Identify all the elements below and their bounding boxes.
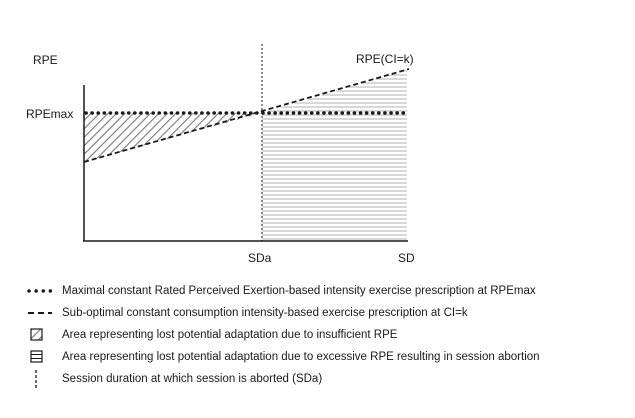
excessive-rpe-area [262,70,407,240]
rpe-ci-k-line [83,68,410,163]
dashed-line-icon [28,312,52,314]
dotted-line-icon [27,289,53,293]
legend-item: Area representing lost potential adaptat… [26,346,626,368]
sd-tick-label: SD [398,251,415,265]
legend-text: Sub-optimal constant consumption intensi… [62,307,468,319]
rpe-ci-k-label: RPE(CI=k) [356,52,414,66]
insufficient-rpe-area [84,113,262,162]
legend-item: Sub-optimal constant consumption intensi… [26,302,626,324]
horizontal-hatch-icon [30,350,43,363]
rpe-diagram: RPE RPEmax RPE(CI=k) SDa SD [26,44,415,265]
diagonal-hatch-icon [30,328,43,341]
legend-text: Area representing lost potential adaptat… [62,351,540,363]
vertical-dash-icon [35,370,37,388]
legend-item: Maximal constant Rated Perceived Exertio… [26,280,626,302]
legend-text: Session duration at which session is abo… [62,373,323,385]
legend-text: Area representing lost potential adaptat… [62,329,398,341]
rpe-max-label: RPEmax [26,107,73,121]
y-axis-label: RPE [33,53,58,67]
legend-item: Area representing lost potential adaptat… [26,324,626,346]
legend-item: Session duration at which session is abo… [26,368,626,390]
legend-text: Maximal constant Rated Perceived Exertio… [62,285,536,297]
sda-tick-label: SDa [248,251,272,265]
legend: Maximal constant Rated Perceived Exertio… [26,280,626,390]
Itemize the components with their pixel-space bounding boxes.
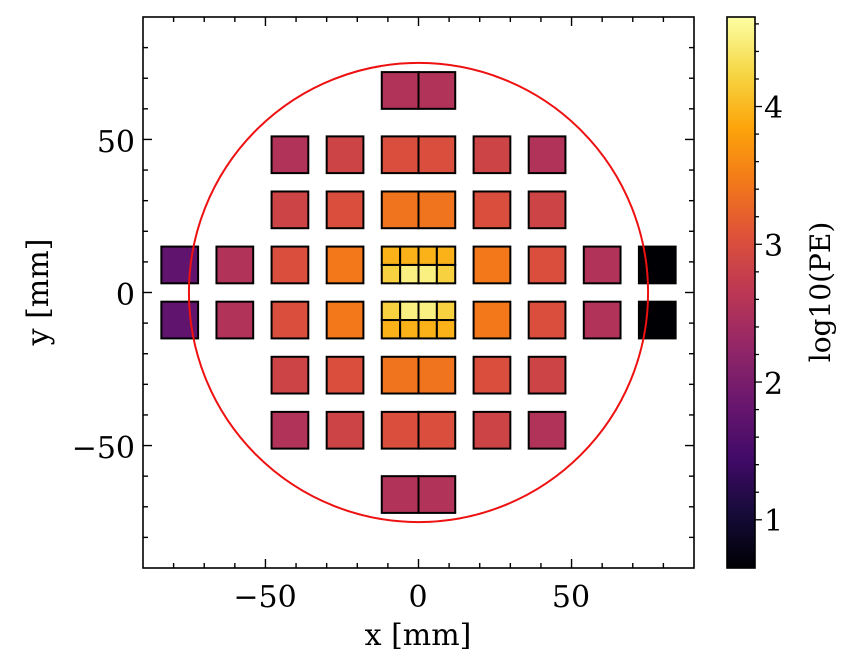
sensor-pixel <box>215 245 255 285</box>
sensor-subpixel <box>399 300 420 322</box>
sensor-pixel <box>380 71 420 110</box>
sensor-subpixel <box>417 300 438 322</box>
sensor-pixel <box>270 135 310 175</box>
sensor-pixel <box>472 300 512 340</box>
sensor-pixel <box>215 300 255 340</box>
x-axis-title: x [mm] <box>365 618 472 653</box>
sensor-subpixel <box>380 263 402 285</box>
sensor-subpixel <box>399 263 420 285</box>
sensor-subpixel <box>435 319 457 340</box>
sensor-subpixel <box>417 319 438 340</box>
subpixels-layer <box>380 245 457 340</box>
y-tick-label: −50 <box>72 431 135 466</box>
colorbar-ticks <box>755 23 762 521</box>
sensor-pixel <box>582 300 622 340</box>
sensor-pixel <box>417 190 457 230</box>
sensor-subpixel <box>435 300 457 322</box>
sensor-pixel <box>417 355 457 395</box>
plot-area <box>160 61 677 524</box>
sensor-pixel <box>325 355 365 395</box>
sensor-pixel <box>380 410 420 450</box>
x-tick-label: 50 <box>552 580 590 615</box>
sensor-pixel <box>417 410 457 450</box>
sensor-subpixel <box>380 245 402 266</box>
sensor-pixel <box>380 475 420 514</box>
sensor-subpixel <box>417 263 438 285</box>
sensor-subpixel <box>380 319 402 340</box>
sensor-pixel <box>527 410 567 450</box>
sensor-pixel <box>270 355 310 395</box>
sensor-pixel <box>472 355 512 395</box>
colorbar-tick-label: 3 <box>764 229 783 264</box>
sensor-pixel <box>472 410 512 450</box>
sensor-pixel <box>472 245 512 285</box>
sensor-pixel <box>270 410 310 450</box>
sensor-pixel <box>527 245 567 285</box>
sensor-pixel <box>417 135 457 175</box>
sensor-pixel <box>527 135 567 175</box>
colorbar <box>726 16 756 569</box>
sensor-pixel <box>417 475 457 514</box>
y-axis-title: y [mm] <box>21 239 56 347</box>
sensor-pixel <box>325 135 365 175</box>
sensor-pixel <box>325 410 365 450</box>
sensor-pixel <box>472 135 512 175</box>
sensor-pixel <box>380 190 420 230</box>
sensor-subpixel <box>435 263 457 285</box>
sensor-subpixel <box>399 245 420 266</box>
axis-ticks <box>143 17 694 568</box>
sensor-pixel <box>527 300 567 340</box>
sensor-pixel <box>270 300 310 340</box>
y-tick-label: 50 <box>97 125 135 160</box>
colorbar-tick-label: 1 <box>764 504 783 539</box>
sensor-pixel <box>270 245 310 285</box>
sensor-pixel <box>325 190 365 230</box>
sensor-subpixel <box>435 245 457 266</box>
sensor-pixel <box>582 245 622 285</box>
x-tick-label: 0 <box>408 580 427 615</box>
sensor-pixel <box>380 355 420 395</box>
sensor-pixel <box>325 245 365 285</box>
sensor-pixel <box>527 355 567 395</box>
sensor-subpixel <box>380 300 402 322</box>
sensor-pixel <box>527 190 567 230</box>
sensor-pixel <box>380 135 420 175</box>
sensor-subpixel <box>417 245 438 266</box>
pixels-layer <box>160 71 677 514</box>
sensor-pixel <box>325 300 365 340</box>
colorbar-tick-label: 4 <box>764 91 783 126</box>
colorbar-title: log10(PE) <box>804 222 837 363</box>
colorbar-tick-label: 2 <box>764 367 783 402</box>
sensor-subpixel <box>399 319 420 340</box>
boundary-circle <box>187 61 650 524</box>
sensor-pixel <box>417 71 457 110</box>
x-tick-label: −50 <box>233 580 296 615</box>
y-tick-label: 0 <box>116 278 135 313</box>
sensor-pixel <box>472 190 512 230</box>
sensor-pixel <box>270 190 310 230</box>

* SHORT PROBLEM: Return every row above verbatim, leaving out the pictures.

* SOLVED PROBLEM:
Identify all the elements below and their bounding boxes.
excessive-rpe-area [262,70,407,240]
rpe-ci-k-line [83,68,410,163]
dashed-line-icon [28,312,52,314]
dotted-line-icon [27,289,53,293]
legend-item: Area representing lost potential adaptat… [26,346,626,368]
sd-tick-label: SD [398,251,415,265]
legend-text: Sub-optimal constant consumption intensi… [62,307,468,319]
rpe-ci-k-label: RPE(CI=k) [356,52,414,66]
insufficient-rpe-area [84,113,262,162]
legend-item: Sub-optimal constant consumption intensi… [26,302,626,324]
horizontal-hatch-icon [30,350,43,363]
rpe-diagram: RPE RPEmax RPE(CI=k) SDa SD [26,44,415,265]
diagonal-hatch-icon [30,328,43,341]
legend-text: Area representing lost potential adaptat… [62,351,540,363]
vertical-dash-icon [35,370,37,388]
legend-item: Maximal constant Rated Perceived Exertio… [26,280,626,302]
legend-text: Session duration at which session is abo… [62,373,323,385]
legend-text: Area representing lost potential adaptat… [62,329,398,341]
rpe-max-label: RPEmax [26,107,73,121]
y-axis-label: RPE [33,53,58,67]
legend-item: Area representing lost potential adaptat… [26,324,626,346]
legend-item: Session duration at which session is abo… [26,368,626,390]
legend-text: Maximal constant Rated Perceived Exertio… [62,285,536,297]
sda-tick-label: SDa [248,251,272,265]
legend: Maximal constant Rated Perceived Exertio… [26,280,626,390]
Itemize the components with their pixel-space bounding boxes.
sensor-pixel <box>215 245 255 285</box>
sensor-subpixel <box>399 300 420 322</box>
sensor-pixel <box>380 71 420 110</box>
sensor-subpixel <box>417 300 438 322</box>
sensor-pixel <box>270 135 310 175</box>
sensor-pixel <box>472 300 512 340</box>
sensor-pixel <box>215 300 255 340</box>
x-axis-title: x [mm] <box>365 618 472 653</box>
sensor-subpixel <box>380 263 402 285</box>
sensor-subpixel <box>399 263 420 285</box>
sensor-subpixel <box>435 319 457 340</box>
sensor-subpixel <box>417 319 438 340</box>
subpixels-layer <box>380 245 457 340</box>
y-tick-label: −50 <box>72 431 135 466</box>
colorbar-ticks <box>755 23 762 521</box>
sensor-pixel <box>582 300 622 340</box>
sensor-pixel <box>417 190 457 230</box>
sensor-subpixel <box>435 300 457 322</box>
sensor-pixel <box>417 355 457 395</box>
plot-area <box>160 61 677 524</box>
sensor-pixel <box>325 355 365 395</box>
sensor-pixel <box>380 410 420 450</box>
x-tick-label: 50 <box>552 580 590 615</box>
sensor-pixel <box>417 410 457 450</box>
sensor-subpixel <box>380 245 402 266</box>
sensor-pixel <box>380 475 420 514</box>
sensor-subpixel <box>417 263 438 285</box>
sensor-subpixel <box>380 319 402 340</box>
sensor-pixel <box>527 410 567 450</box>
sensor-pixel <box>270 355 310 395</box>
sensor-pixel <box>472 355 512 395</box>
colorbar-tick-label: 3 <box>764 229 783 264</box>
sensor-pixel <box>472 410 512 450</box>
sensor-pixel <box>472 245 512 285</box>
sensor-pixel <box>270 410 310 450</box>
sensor-pixel <box>527 245 567 285</box>
sensor-pixel <box>417 135 457 175</box>
sensor-pixel <box>527 135 567 175</box>
colorbar <box>726 16 756 569</box>
sensor-pixel <box>417 475 457 514</box>
y-axis-title: y [mm] <box>21 239 56 347</box>
sensor-pixel <box>325 135 365 175</box>
sensor-pixel <box>325 410 365 450</box>
sensor-pixel <box>472 135 512 175</box>
sensor-pixel <box>380 190 420 230</box>
sensor-subpixel <box>435 263 457 285</box>
sensor-subpixel <box>399 245 420 266</box>
axis-ticks <box>143 17 694 568</box>
sensor-pixel <box>527 300 567 340</box>
sensor-pixel <box>270 300 310 340</box>
y-tick-label: 50 <box>97 125 135 160</box>
colorbar-tick-label: 1 <box>764 504 783 539</box>
sensor-pixel <box>270 245 310 285</box>
sensor-pixel <box>325 190 365 230</box>
sensor-subpixel <box>435 245 457 266</box>
sensor-pixel <box>582 245 622 285</box>
x-tick-label: 0 <box>408 580 427 615</box>
sensor-pixel <box>380 355 420 395</box>
sensor-pixel <box>325 245 365 285</box>
sensor-pixel <box>527 355 567 395</box>
sensor-subpixel <box>380 300 402 322</box>
sensor-pixel <box>527 190 567 230</box>
sensor-pixel <box>380 135 420 175</box>
sensor-subpixel <box>417 245 438 266</box>
pixels-layer <box>160 71 677 514</box>
sensor-pixel <box>325 300 365 340</box>
colorbar-tick-label: 4 <box>764 91 783 126</box>
colorbar-title: log10(PE) <box>804 222 837 363</box>
colorbar-tick-label: 2 <box>764 367 783 402</box>
sensor-subpixel <box>399 319 420 340</box>
boundary-circle <box>187 61 650 524</box>
sensor-pixel <box>417 71 457 110</box>
x-tick-label: −50 <box>233 580 296 615</box>
y-tick-label: 0 <box>116 278 135 313</box>
sensor-pixel <box>472 190 512 230</box>
sensor-pixel <box>270 190 310 230</box>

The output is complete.